*** Exercise material ***
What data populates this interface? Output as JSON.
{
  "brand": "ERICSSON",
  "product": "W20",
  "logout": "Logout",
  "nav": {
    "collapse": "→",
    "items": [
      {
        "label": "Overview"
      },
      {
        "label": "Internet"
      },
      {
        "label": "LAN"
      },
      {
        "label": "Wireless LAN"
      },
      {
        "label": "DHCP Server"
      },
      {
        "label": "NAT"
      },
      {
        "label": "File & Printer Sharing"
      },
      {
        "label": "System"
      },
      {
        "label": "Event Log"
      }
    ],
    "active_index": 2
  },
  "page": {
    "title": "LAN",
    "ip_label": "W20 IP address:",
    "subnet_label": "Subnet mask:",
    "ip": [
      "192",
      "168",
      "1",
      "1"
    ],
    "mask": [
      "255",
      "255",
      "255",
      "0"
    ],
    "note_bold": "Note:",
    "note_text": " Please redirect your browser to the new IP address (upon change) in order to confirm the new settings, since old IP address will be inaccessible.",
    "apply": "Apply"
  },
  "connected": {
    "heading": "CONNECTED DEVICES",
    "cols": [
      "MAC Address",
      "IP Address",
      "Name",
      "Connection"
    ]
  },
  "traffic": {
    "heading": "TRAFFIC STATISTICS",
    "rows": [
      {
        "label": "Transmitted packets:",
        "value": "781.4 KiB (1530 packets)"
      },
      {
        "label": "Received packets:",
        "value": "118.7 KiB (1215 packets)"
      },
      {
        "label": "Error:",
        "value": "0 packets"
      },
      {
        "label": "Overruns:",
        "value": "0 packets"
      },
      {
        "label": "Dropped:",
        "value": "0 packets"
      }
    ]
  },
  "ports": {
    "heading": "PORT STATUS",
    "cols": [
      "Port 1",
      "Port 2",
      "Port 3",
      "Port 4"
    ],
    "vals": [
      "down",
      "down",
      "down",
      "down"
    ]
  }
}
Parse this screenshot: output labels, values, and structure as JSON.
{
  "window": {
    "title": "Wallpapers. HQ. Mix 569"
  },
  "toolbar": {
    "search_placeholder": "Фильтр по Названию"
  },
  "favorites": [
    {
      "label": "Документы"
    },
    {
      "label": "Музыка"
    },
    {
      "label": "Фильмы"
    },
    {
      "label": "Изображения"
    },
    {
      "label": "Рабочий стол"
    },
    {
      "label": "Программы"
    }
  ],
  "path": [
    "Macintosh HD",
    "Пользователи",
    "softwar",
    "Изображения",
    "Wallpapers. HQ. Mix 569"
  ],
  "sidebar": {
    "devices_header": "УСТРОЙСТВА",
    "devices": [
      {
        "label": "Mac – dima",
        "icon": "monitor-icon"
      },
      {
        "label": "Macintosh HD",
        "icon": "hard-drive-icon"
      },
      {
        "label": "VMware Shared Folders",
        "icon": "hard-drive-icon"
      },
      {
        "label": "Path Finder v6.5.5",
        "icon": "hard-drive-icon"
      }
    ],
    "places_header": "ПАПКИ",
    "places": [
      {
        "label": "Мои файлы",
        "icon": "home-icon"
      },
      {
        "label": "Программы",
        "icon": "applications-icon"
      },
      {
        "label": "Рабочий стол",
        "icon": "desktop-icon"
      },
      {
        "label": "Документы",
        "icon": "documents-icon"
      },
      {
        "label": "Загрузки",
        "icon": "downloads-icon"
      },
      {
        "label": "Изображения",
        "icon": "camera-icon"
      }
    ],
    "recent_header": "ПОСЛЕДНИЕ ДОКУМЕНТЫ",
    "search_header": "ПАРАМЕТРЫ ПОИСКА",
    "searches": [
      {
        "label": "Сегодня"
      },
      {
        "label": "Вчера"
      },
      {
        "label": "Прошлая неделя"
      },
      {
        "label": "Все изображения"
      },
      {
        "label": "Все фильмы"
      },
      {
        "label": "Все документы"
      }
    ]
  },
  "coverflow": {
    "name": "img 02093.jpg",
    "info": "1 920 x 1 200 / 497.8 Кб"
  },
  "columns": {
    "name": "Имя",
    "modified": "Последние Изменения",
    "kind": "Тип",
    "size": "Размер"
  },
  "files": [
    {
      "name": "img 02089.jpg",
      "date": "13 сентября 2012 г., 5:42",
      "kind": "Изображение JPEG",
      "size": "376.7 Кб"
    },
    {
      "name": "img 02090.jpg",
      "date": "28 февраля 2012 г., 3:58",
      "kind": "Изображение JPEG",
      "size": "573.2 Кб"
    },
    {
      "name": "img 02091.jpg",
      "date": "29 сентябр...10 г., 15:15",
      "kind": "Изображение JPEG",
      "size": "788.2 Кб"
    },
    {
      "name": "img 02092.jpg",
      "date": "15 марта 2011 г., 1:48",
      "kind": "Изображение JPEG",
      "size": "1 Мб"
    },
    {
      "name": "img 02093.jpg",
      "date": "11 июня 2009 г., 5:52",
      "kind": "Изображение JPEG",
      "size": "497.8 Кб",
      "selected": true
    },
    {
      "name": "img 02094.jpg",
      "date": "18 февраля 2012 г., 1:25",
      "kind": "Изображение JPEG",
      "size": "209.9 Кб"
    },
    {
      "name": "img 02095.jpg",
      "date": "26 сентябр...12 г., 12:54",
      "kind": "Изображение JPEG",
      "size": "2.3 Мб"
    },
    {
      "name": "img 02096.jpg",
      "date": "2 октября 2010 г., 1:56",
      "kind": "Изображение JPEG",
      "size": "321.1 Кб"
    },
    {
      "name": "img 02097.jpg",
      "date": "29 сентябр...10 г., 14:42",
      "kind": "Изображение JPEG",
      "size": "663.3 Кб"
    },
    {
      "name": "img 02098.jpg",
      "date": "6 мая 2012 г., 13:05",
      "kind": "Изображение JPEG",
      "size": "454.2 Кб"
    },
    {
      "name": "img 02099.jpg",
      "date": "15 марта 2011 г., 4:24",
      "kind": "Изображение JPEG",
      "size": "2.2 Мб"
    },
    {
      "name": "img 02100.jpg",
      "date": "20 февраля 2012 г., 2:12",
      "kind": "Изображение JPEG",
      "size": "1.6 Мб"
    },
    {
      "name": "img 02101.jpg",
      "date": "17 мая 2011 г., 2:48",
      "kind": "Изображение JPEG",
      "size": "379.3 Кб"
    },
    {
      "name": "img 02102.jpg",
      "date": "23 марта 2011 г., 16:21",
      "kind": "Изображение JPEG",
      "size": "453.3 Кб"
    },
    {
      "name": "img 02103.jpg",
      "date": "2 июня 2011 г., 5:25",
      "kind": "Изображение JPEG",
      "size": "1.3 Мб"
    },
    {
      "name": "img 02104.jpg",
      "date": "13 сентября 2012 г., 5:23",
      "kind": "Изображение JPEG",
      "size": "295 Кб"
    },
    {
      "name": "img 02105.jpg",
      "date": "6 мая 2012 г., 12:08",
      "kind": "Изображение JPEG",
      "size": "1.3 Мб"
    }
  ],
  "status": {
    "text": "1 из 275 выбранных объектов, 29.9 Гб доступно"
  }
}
***
Look above for every line with the word "packets" and copy it.

        "label": "Transmitted packets:",
        "value": "781.4 KiB (1530 packets)"
        "label": "Received packets:",
        "value": "118.7 KiB (1215 packets)"
        "value": "0 packets"
        "value": "0 packets"
        "value": "0 packets"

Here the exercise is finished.